» Required task
Omit all pictures, then retype the data exactly as given.

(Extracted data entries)
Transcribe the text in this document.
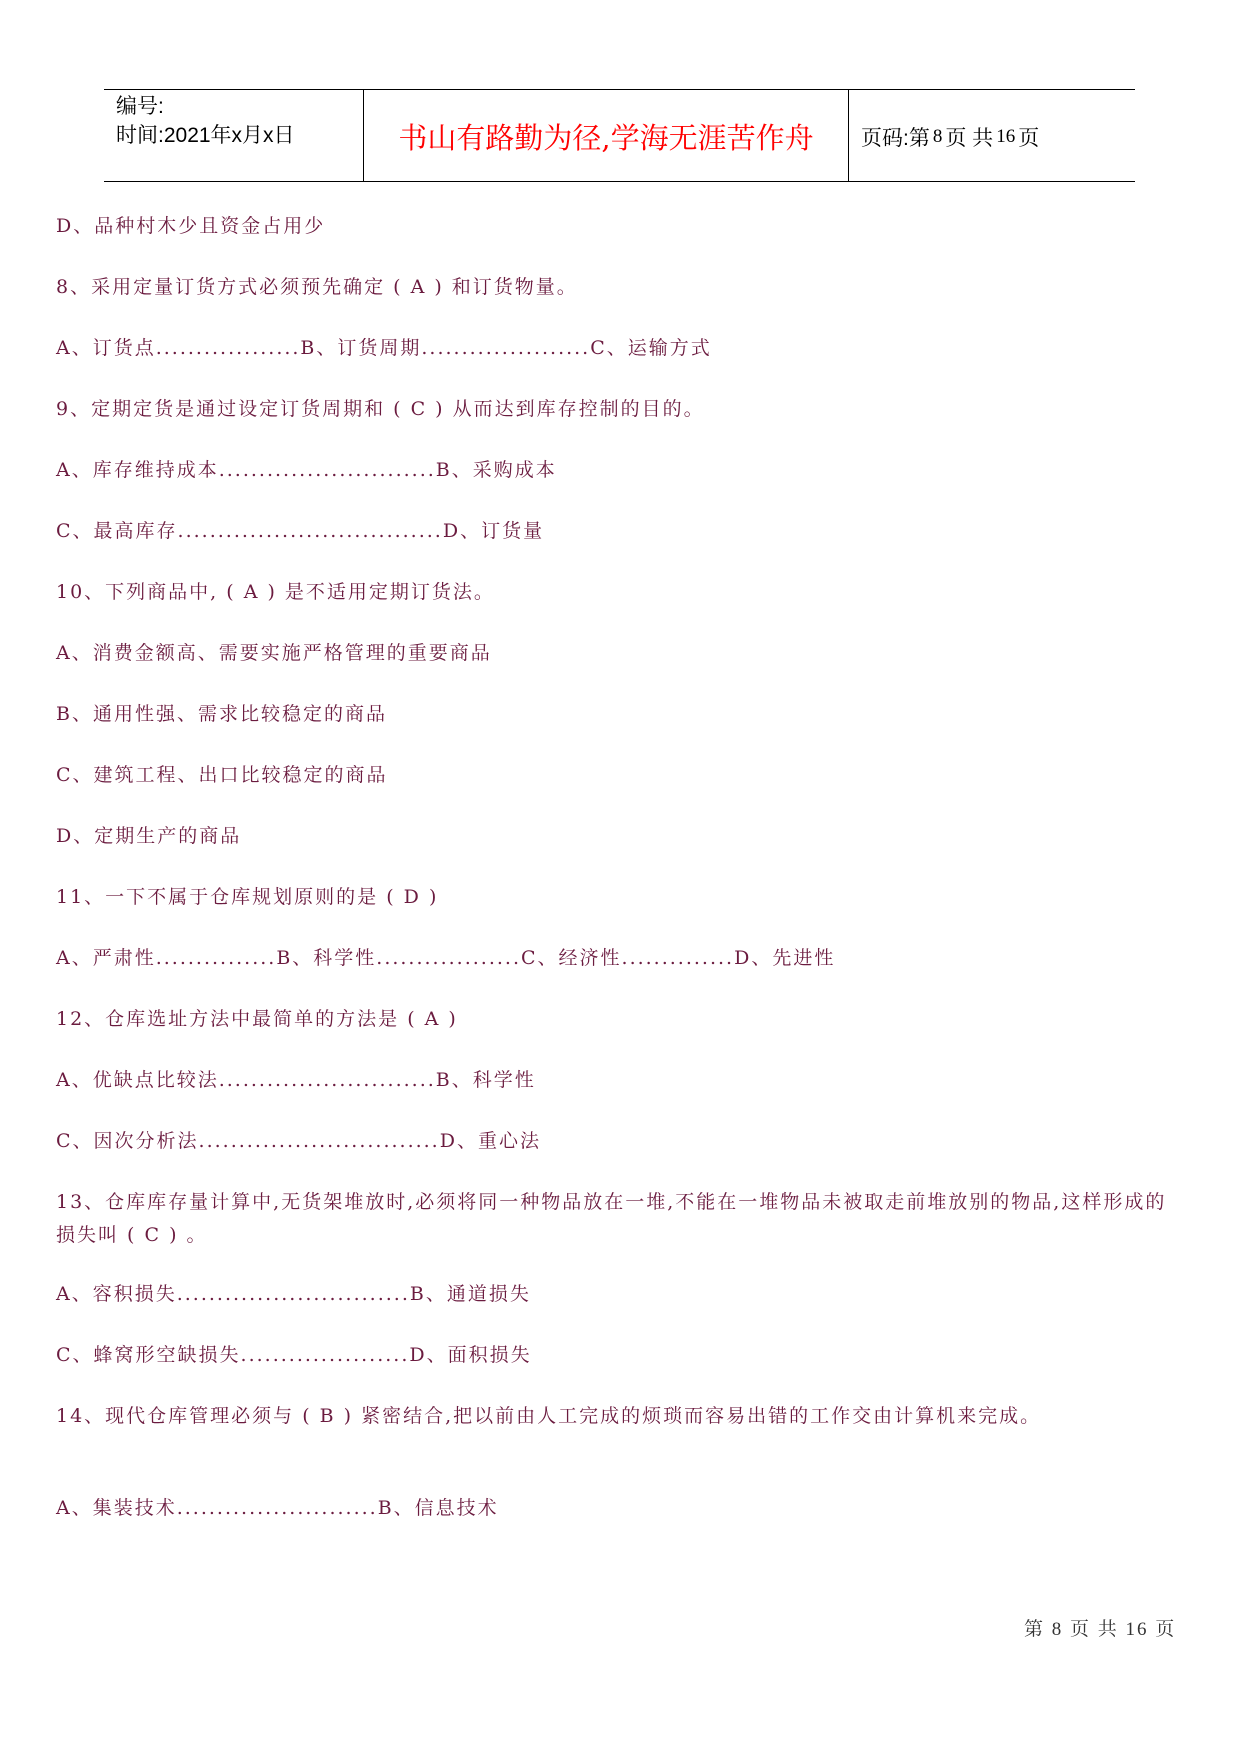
编号:
时间:2021年x月x日	书山有路勤为径,学海无涯苦作舟 页码:第 8 页 共 16 页
D、品种村木少且资金占用少
8、采用定量订货方式必须预先确定 ( A ) 和订货物量。
A、订货点..................B、订货周期.....................C、运输方式
9、定期定货是通过设定订货周期和 ( C ) 从而达到库存控制的目的。
A、库存维持成本...........................B、采购成本
C、最高库存.................................D、订货量
10、下列商品中, ( A ) 是不适用定期订货法。
A、消费金额高、需要实施严格管理的重要商品
B、通用性强、需求比较稳定的商品
C、建筑工程、出口比较稳定的商品
D、定期生产的商品
11、一下不属于仓库规划原则的是 ( D )
A、严肃性...............B、科学性..................C、经济性..............D、先进性
12、仓库选址方法中最简单的方法是 ( A )
A、优缺点比较法...........................B、科学性
C、因次分析法..............................D、重心法
13、仓库库存量计算中,无货架堆放时,必须将同一种物品放在一堆,不能在一堆物品未被取走前堆放别的物品,这样形成的损失叫 ( C ) 。
A、容积损失.............................B、通道损失
C、蜂窝形空缺损失.....................D、面积损失
14、现代仓库管理必须与 ( B ) 紧密结合,把以前由人工完成的烦琐而容易出错的工作交由计算机来完成。
A、集装技术.........................B、信息技术
第 8 页 共 16 页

» Written answer
Transcribe the text in this document.
编号:
时间:2021年x月x日	书山有路勤为径,学海无涯苦作舟 页码:第 8 页 共 16 页
D、品种村木少且资金占用少
8、采用定量订货方式必须预先确定 ( A ) 和订货物量。
A、订货点..................B、订货周期.....................C、运输方式
9、定期定货是通过设定订货周期和 ( C ) 从而达到库存控制的目的。
A、库存维持成本...........................B、采购成本
C、最高库存.................................D、订货量
10、下列商品中, ( A ) 是不适用定期订货法。
A、消费金额高、需要实施严格管理的重要商品
B、通用性强、需求比较稳定的商品
C、建筑工程、出口比较稳定的商品
D、定期生产的商品
11、一下不属于仓库规划原则的是 ( D )
A、严肃性...............B、科学性..................C、经济性..............D、先进性
12、仓库选址方法中最简单的方法是 ( A )
A、优缺点比较法...........................B、科学性
C、因次分析法..............................D、重心法
13、仓库库存量计算中,无货架堆放时,必须将同一种物品放在一堆,不能在一堆物品未被取走前堆放别的物品,这样形成的损失叫 ( C ) 。
A、容积损失.............................B、通道损失
C、蜂窝形空缺损失.....................D、面积损失
14、现代仓库管理必须与 ( B ) 紧密结合,把以前由人工完成的烦琐而容易出错的工作交由计算机来完成。
A、集装技术.........................B、信息技术
第 8 页 共 16 页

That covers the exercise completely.